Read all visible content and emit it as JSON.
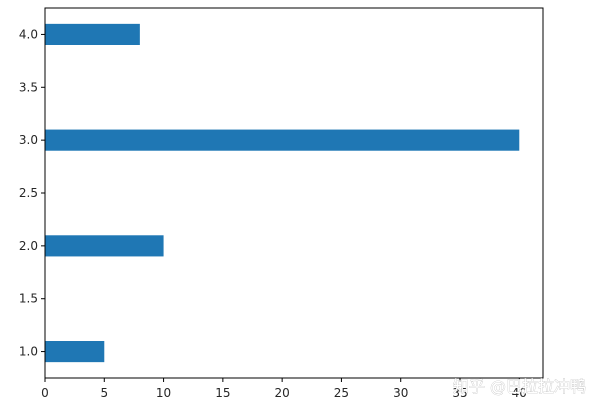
{
  "chart_data": {
    "type": "bar",
    "orientation": "horizontal",
    "categories": [
      1.0,
      2.0,
      3.0,
      4.0
    ],
    "values": [
      5,
      10,
      40,
      8
    ],
    "bar_color": "#1f77b4",
    "title": "",
    "xlabel": "",
    "ylabel": "",
    "xlim": [
      0,
      42
    ],
    "ylim": [
      0.75,
      4.25
    ],
    "xticks": [
      0,
      5,
      10,
      15,
      20,
      25,
      30,
      35,
      40
    ],
    "xtick_labels": [
      "0",
      "5",
      "10",
      "15",
      "20",
      "25",
      "30",
      "35",
      "40"
    ],
    "yticks": [
      1.0,
      1.5,
      2.0,
      2.5,
      3.0,
      3.5,
      4.0
    ],
    "ytick_labels": [
      "1.0",
      "1.5",
      "2.0",
      "2.5",
      "3.0",
      "3.5",
      "4.0"
    ],
    "bar_height": 0.2,
    "grid": false,
    "legend": "none"
  },
  "watermark": {
    "text": "知乎 @巴拉拉冲鸭"
  }
}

Exercise task: Every line of the material is to be quoted exactly, with no pictures carried over.

Answer to the exercise:
Read all visible content and emit it as JSON.
{
  "chart_data": {
    "type": "bar",
    "orientation": "horizontal",
    "categories": [
      1.0,
      2.0,
      3.0,
      4.0
    ],
    "values": [
      5,
      10,
      40,
      8
    ],
    "bar_color": "#1f77b4",
    "title": "",
    "xlabel": "",
    "ylabel": "",
    "xlim": [
      0,
      42
    ],
    "ylim": [
      0.75,
      4.25
    ],
    "xticks": [
      0,
      5,
      10,
      15,
      20,
      25,
      30,
      35,
      40
    ],
    "xtick_labels": [
      "0",
      "5",
      "10",
      "15",
      "20",
      "25",
      "30",
      "35",
      "40"
    ],
    "yticks": [
      1.0,
      1.5,
      2.0,
      2.5,
      3.0,
      3.5,
      4.0
    ],
    "ytick_labels": [
      "1.0",
      "1.5",
      "2.0",
      "2.5",
      "3.0",
      "3.5",
      "4.0"
    ],
    "bar_height": 0.2,
    "grid": false,
    "legend": "none"
  },
  "watermark": {
    "text": "知乎 @巴拉拉冲鸭"
  }
}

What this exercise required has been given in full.